**TASK REQUIREMENTS:** Omit all pictures and give the records below again exactly as written.

(Items from a dataset)
(begin)
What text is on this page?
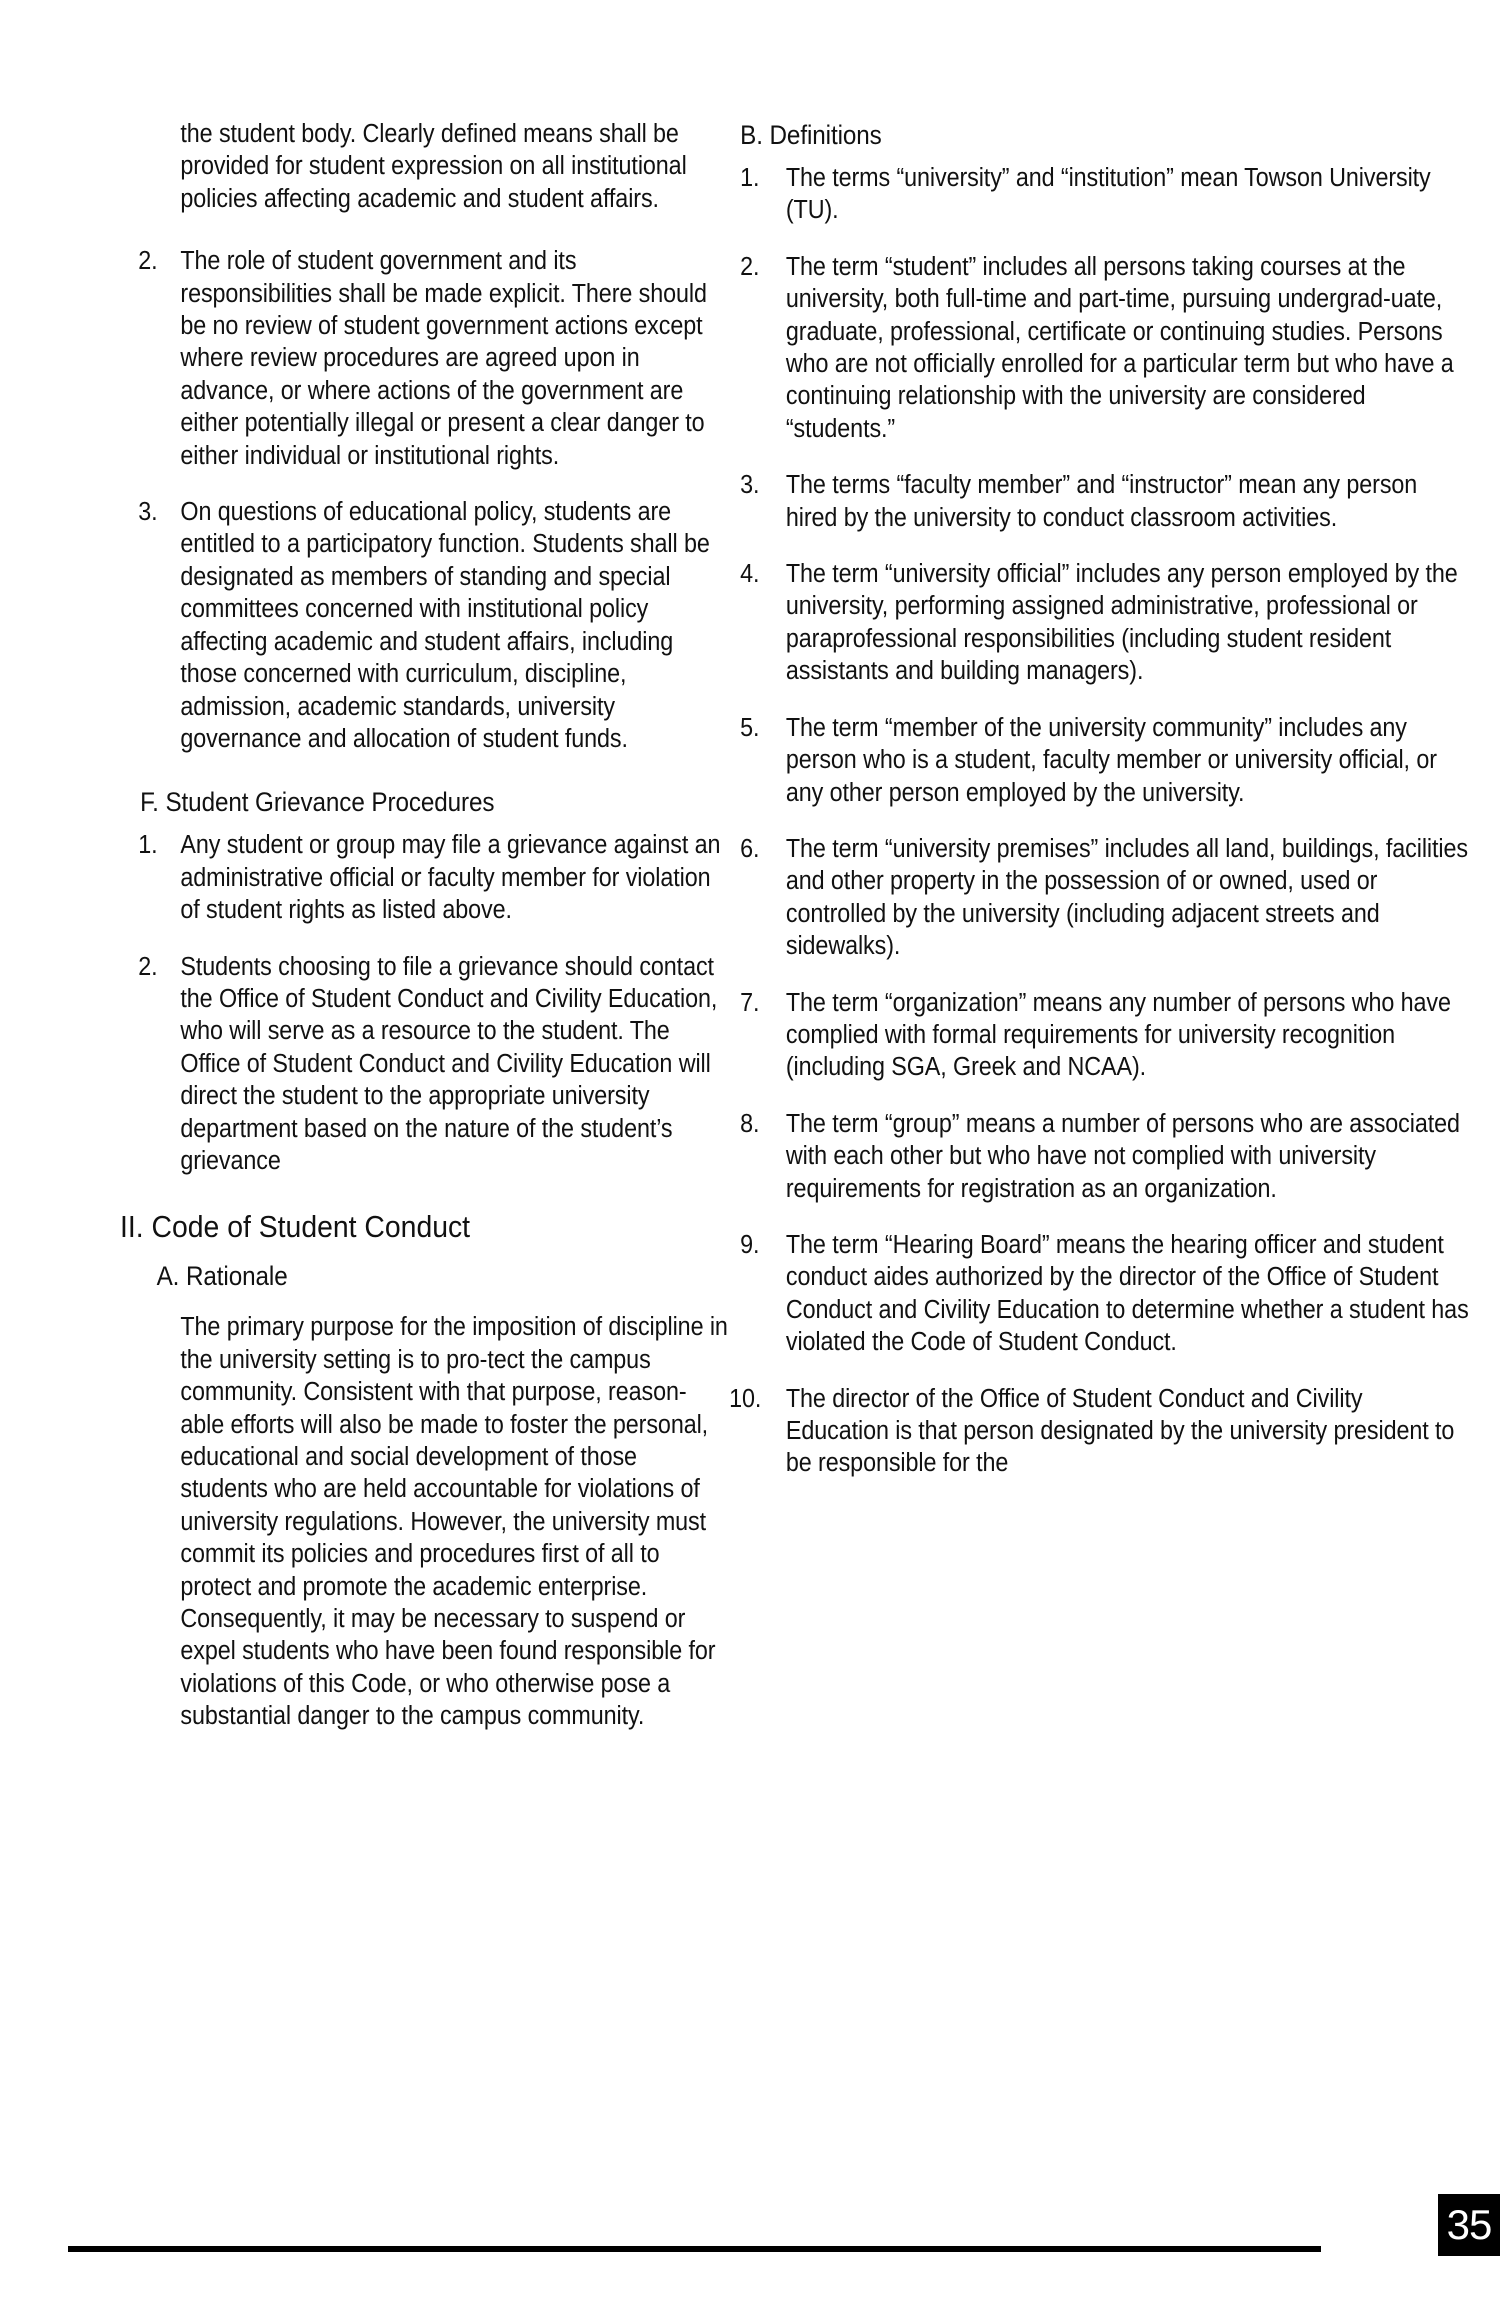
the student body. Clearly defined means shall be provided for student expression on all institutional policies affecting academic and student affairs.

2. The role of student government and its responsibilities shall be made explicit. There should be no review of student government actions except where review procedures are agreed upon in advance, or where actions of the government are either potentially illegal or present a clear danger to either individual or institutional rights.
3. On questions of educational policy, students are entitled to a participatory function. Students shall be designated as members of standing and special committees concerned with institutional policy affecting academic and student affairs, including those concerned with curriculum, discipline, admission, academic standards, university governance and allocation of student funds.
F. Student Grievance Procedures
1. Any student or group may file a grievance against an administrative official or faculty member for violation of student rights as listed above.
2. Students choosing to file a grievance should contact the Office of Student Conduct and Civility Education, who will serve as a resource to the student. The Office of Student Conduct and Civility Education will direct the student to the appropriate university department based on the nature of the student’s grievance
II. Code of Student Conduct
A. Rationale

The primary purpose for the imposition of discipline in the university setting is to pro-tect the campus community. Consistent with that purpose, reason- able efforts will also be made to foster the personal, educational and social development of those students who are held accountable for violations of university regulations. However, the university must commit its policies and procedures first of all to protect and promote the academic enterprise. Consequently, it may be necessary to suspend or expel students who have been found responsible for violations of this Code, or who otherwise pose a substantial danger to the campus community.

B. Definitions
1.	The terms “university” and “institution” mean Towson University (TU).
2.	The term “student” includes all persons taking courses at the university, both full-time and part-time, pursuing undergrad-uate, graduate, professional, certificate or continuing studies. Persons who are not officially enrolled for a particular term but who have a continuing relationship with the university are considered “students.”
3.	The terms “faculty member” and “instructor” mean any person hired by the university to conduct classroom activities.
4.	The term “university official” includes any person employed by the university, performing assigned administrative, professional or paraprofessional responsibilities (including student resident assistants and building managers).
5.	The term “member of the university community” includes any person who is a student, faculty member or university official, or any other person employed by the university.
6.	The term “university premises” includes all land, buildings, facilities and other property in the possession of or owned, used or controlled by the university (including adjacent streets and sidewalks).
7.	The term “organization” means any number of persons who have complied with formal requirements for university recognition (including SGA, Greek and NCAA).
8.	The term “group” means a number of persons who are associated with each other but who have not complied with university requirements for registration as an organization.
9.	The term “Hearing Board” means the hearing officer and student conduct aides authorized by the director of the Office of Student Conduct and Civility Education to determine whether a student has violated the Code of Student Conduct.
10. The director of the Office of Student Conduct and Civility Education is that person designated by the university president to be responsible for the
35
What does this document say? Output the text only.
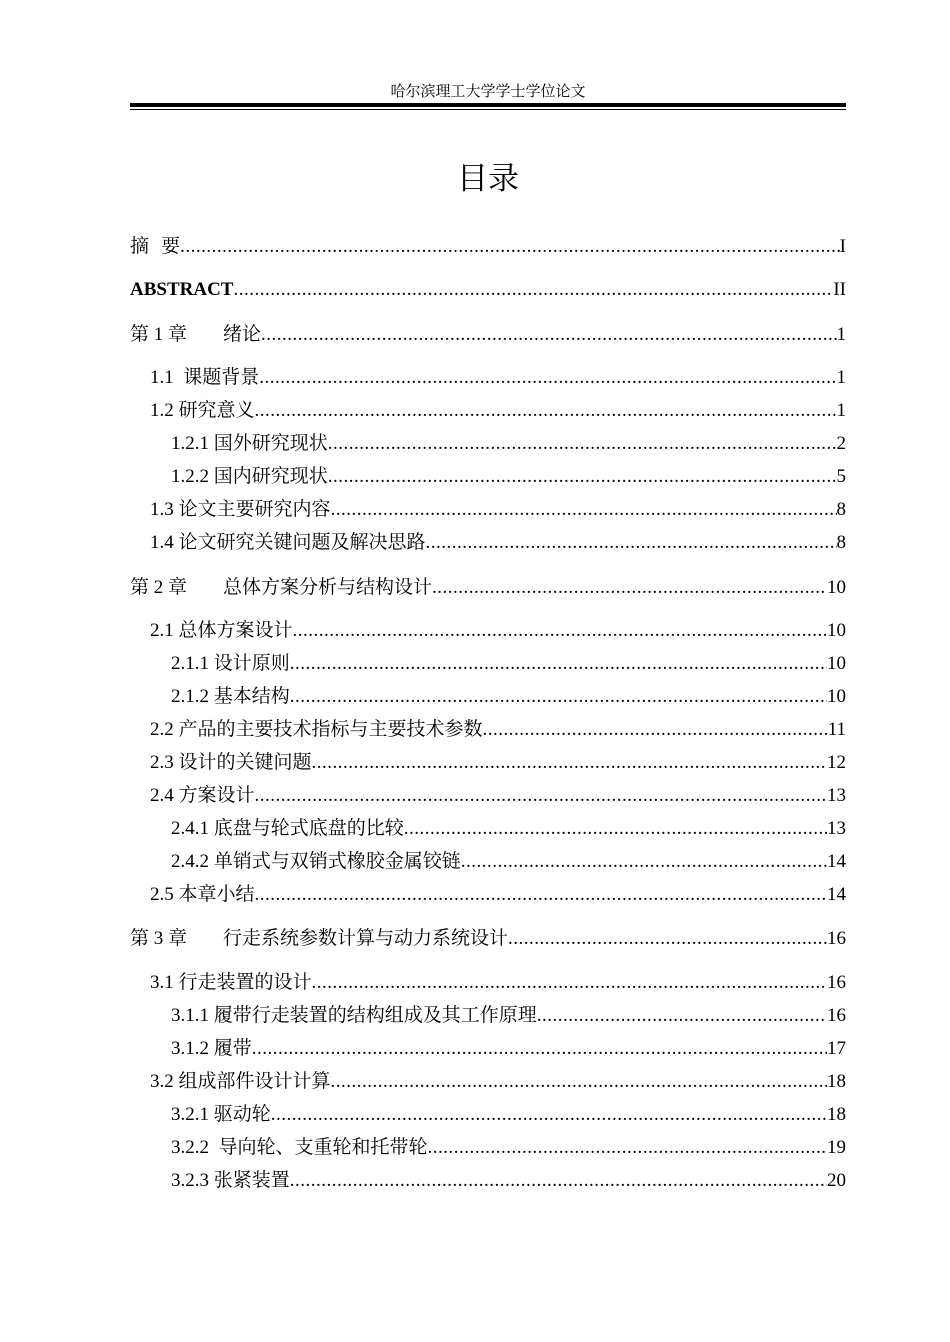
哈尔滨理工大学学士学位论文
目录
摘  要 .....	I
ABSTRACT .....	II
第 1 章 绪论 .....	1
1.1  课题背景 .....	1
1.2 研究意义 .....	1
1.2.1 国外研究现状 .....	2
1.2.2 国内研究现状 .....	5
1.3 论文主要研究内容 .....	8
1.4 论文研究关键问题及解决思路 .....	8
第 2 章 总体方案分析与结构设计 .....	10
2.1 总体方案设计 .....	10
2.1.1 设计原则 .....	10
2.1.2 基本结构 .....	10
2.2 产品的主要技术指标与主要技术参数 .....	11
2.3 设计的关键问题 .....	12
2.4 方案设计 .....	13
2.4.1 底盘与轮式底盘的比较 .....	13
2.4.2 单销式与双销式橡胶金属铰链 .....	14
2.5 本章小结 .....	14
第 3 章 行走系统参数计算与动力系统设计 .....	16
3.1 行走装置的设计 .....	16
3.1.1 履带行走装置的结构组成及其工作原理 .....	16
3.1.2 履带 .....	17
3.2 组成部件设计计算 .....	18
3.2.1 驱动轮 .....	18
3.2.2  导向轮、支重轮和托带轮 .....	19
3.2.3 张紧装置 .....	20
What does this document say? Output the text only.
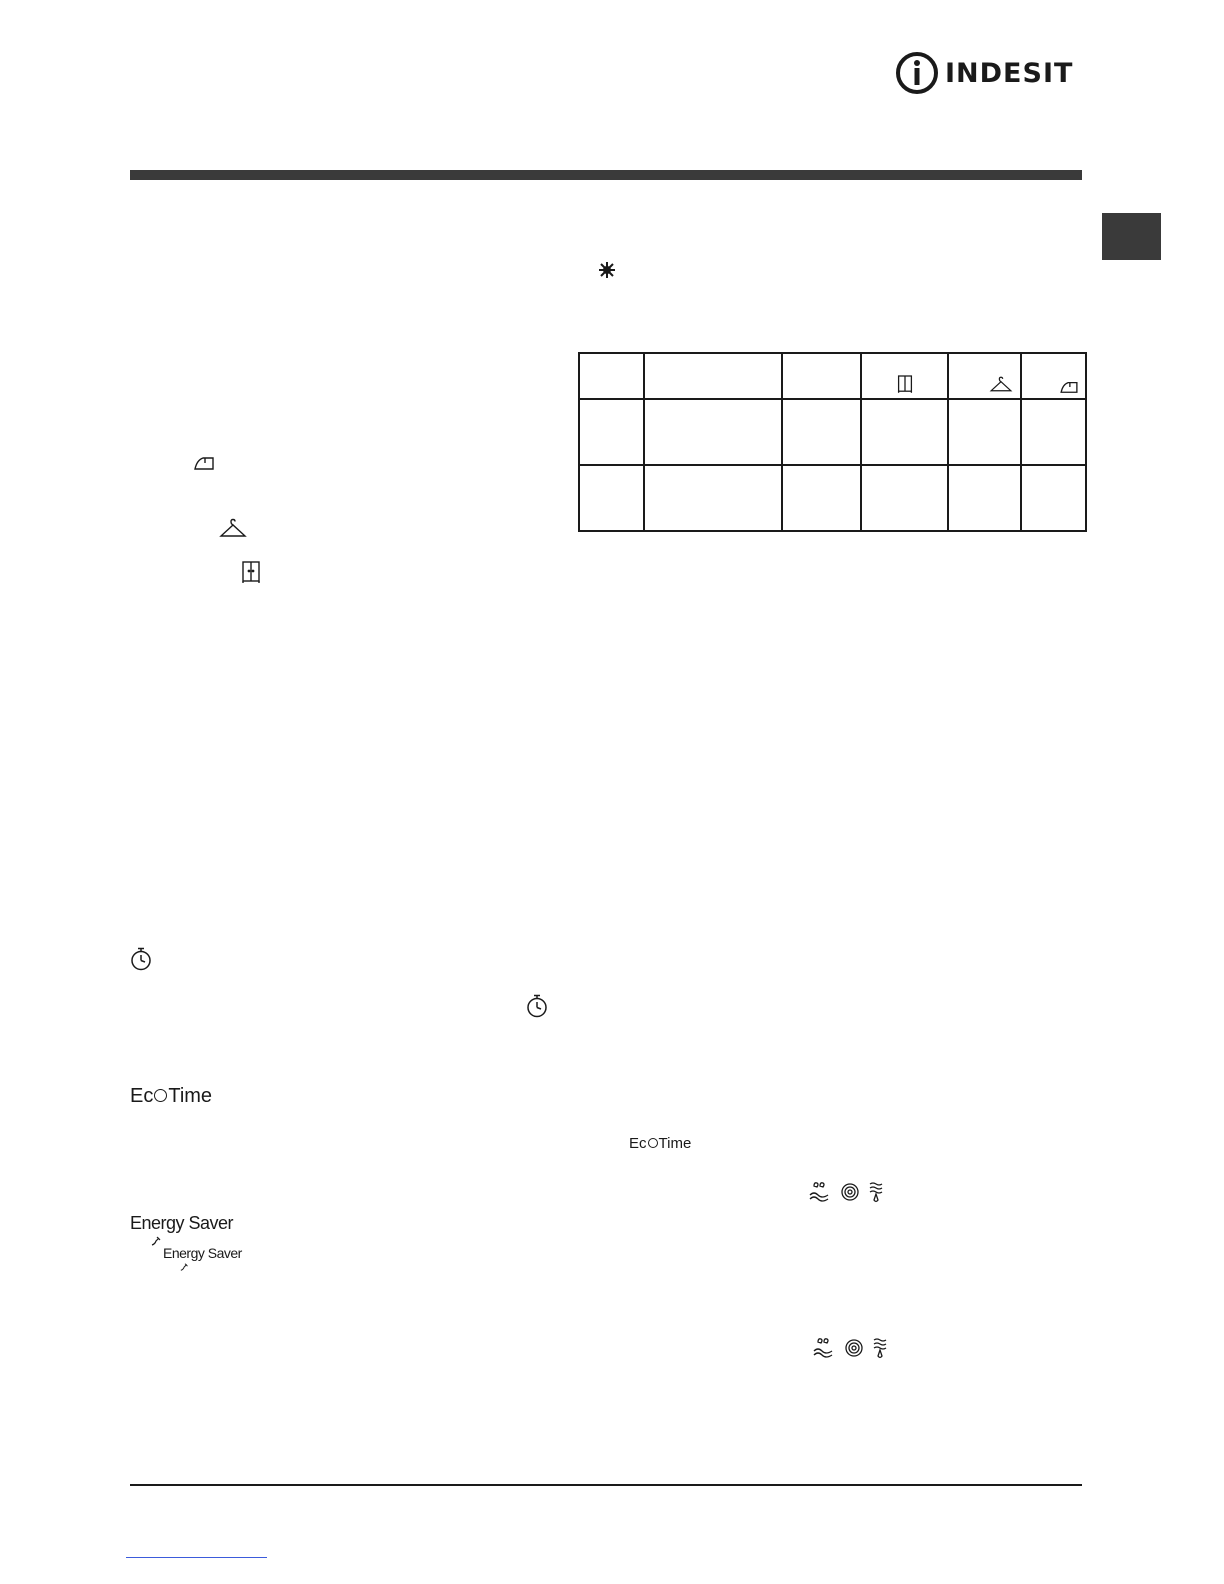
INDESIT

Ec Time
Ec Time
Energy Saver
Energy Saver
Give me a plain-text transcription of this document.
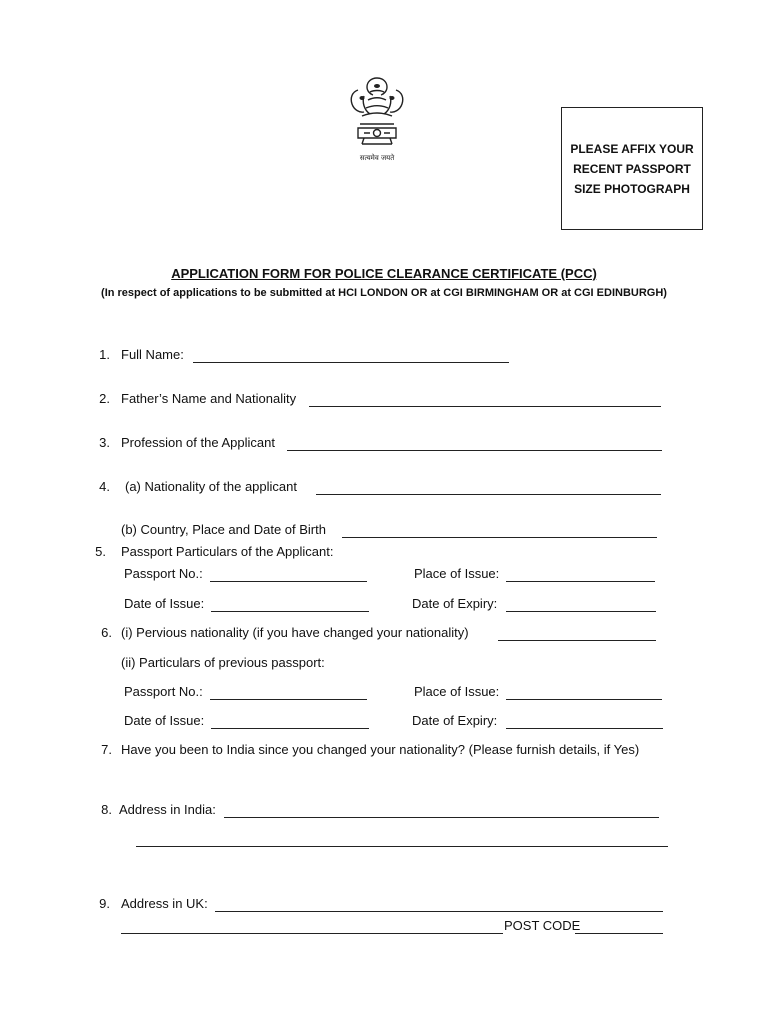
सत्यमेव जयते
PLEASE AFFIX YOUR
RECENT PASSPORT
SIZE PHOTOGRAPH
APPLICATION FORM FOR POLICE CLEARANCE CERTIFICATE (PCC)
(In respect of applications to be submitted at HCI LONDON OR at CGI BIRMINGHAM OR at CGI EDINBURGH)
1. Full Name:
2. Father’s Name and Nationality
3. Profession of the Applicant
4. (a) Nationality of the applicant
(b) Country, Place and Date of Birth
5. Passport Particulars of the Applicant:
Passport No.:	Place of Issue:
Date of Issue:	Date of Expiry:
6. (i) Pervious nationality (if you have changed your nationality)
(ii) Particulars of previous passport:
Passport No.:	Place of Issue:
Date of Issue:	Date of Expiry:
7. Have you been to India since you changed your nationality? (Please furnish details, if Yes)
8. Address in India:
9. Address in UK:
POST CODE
(end)
**EXERCISE RESULT:**
What text is on this page?
the student body. Clearly defined means shall be provided for student expression on all institutional policies affecting academic and student affairs.

2. The role of student government and its responsibilities shall be made explicit. There should be no review of student government actions except where review procedures are agreed upon in advance, or where actions of the government are either potentially illegal or present a clear danger to either individual or institutional rights.
3. On questions of educational policy, students are entitled to a participatory function. Students shall be designated as members of standing and special committees concerned with institutional policy affecting academic and student affairs, including those concerned with curriculum, discipline, admission, academic standards, university governance and allocation of student funds.
F. Student Grievance Procedures
1. Any student or group may file a grievance against an administrative official or faculty member for violation of student rights as listed above.
2. Students choosing to file a grievance should contact the Office of Student Conduct and Civility Education, who will serve as a resource to the student. The Office of Student Conduct and Civility Education will direct the student to the appropriate university department based on the nature of the student’s grievance
II. Code of Student Conduct
A. Rationale

The primary purpose for the imposition of discipline in the university setting is to pro-tect the campus community. Consistent with that purpose, reason- able efforts will also be made to foster the personal, educational and social development of those students who are held accountable for violations of university regulations. However, the university must commit its policies and procedures first of all to protect and promote the academic enterprise. Consequently, it may be necessary to suspend or expel students who have been found responsible for violations of this Code, or who otherwise pose a substantial danger to the campus community.

B. Definitions
1.	The terms “university” and “institution” mean Towson University (TU).
2.	The term “student” includes all persons taking courses at the university, both full-time and part-time, pursuing undergrad-uate, graduate, professional, certificate or continuing studies. Persons who are not officially enrolled for a particular term but who have a continuing relationship with the university are considered “students.”
3.	The terms “faculty member” and “instructor” mean any person hired by the university to conduct classroom activities.
4.	The term “university official” includes any person employed by the university, performing assigned administrative, professional or paraprofessional responsibilities (including student resident assistants and building managers).
5.	The term “member of the university community” includes any person who is a student, faculty member or university official, or any other person employed by the university.
6.	The term “university premises” includes all land, buildings, facilities and other property in the possession of or owned, used or controlled by the university (including adjacent streets and sidewalks).
7.	The term “organization” means any number of persons who have complied with formal requirements for university recognition (including SGA, Greek and NCAA).
8.	The term “group” means a number of persons who are associated with each other but who have not complied with university requirements for registration as an organization.
9.	The term “Hearing Board” means the hearing officer and student conduct aides authorized by the director of the Office of Student Conduct and Civility Education to determine whether a student has violated the Code of Student Conduct.
10. The director of the Office of Student Conduct and Civility Education is that person designated by the university president to be responsible for the
35
What does this document say? Output the text only.
哈尔滨理工大学学士学位论文
目录
摘  要 .....	I
ABSTRACT .....	II
第 1 章 绪论 .....	1
1.1  课题背景 .....	1
1.2 研究意义 .....	1
1.2.1 国外研究现状 .....	2
1.2.2 国内研究现状 .....	5
1.3 论文主要研究内容 .....	8
1.4 论文研究关键问题及解决思路 .....	8
第 2 章 总体方案分析与结构设计 .....	10
2.1 总体方案设计 .....	10
2.1.1 设计原则 .....	10
2.1.2 基本结构 .....	10
2.2 产品的主要技术指标与主要技术参数 .....	11
2.3 设计的关键问题 .....	12
2.4 方案设计 .....	13
2.4.1 底盘与轮式底盘的比较 .....	13
2.4.2 单销式与双销式橡胶金属铰链 .....	14
2.5 本章小结 .....	14
第 3 章 行走系统参数计算与动力系统设计 .....	16
3.1 行走装置的设计 .....	16
3.1.1 履带行走装置的结构组成及其工作原理 .....	16
3.1.2 履带 .....	17
3.2 组成部件设计计算 .....	18
3.2.1 驱动轮 .....	18
3.2.2  导向轮、支重轮和托带轮 .....	19
3.2.3 张紧装置 .....	20
What does this document say? Output the text only.
INDESIT

Ec Time
Ec Time
Energy Saver
Energy Saver
Give me a plain-text transcription of this document.
सत्यमेव जयते
PLEASE AFFIX YOUR
RECENT PASSPORT
SIZE PHOTOGRAPH
APPLICATION FORM FOR POLICE CLEARANCE CERTIFICATE (PCC)
(In respect of applications to be submitted at HCI LONDON OR at CGI BIRMINGHAM OR at CGI EDINBURGH)
1. Full Name:
2. Father’s Name and Nationality
3. Profession of the Applicant
4. (a) Nationality of the applicant
(b) Country, Place and Date of Birth
5. Passport Particulars of the Applicant:
Passport No.:	Place of Issue:
Date of Issue:	Date of Expiry:
6. (i) Pervious nationality (if you have changed your nationality)
(ii) Particulars of previous passport:
Passport No.:	Place of Issue:
Date of Issue:	Date of Expiry:
7. Have you been to India since you changed your nationality? (Please furnish details, if Yes)
8. Address in India:
9. Address in UK:
POST CODE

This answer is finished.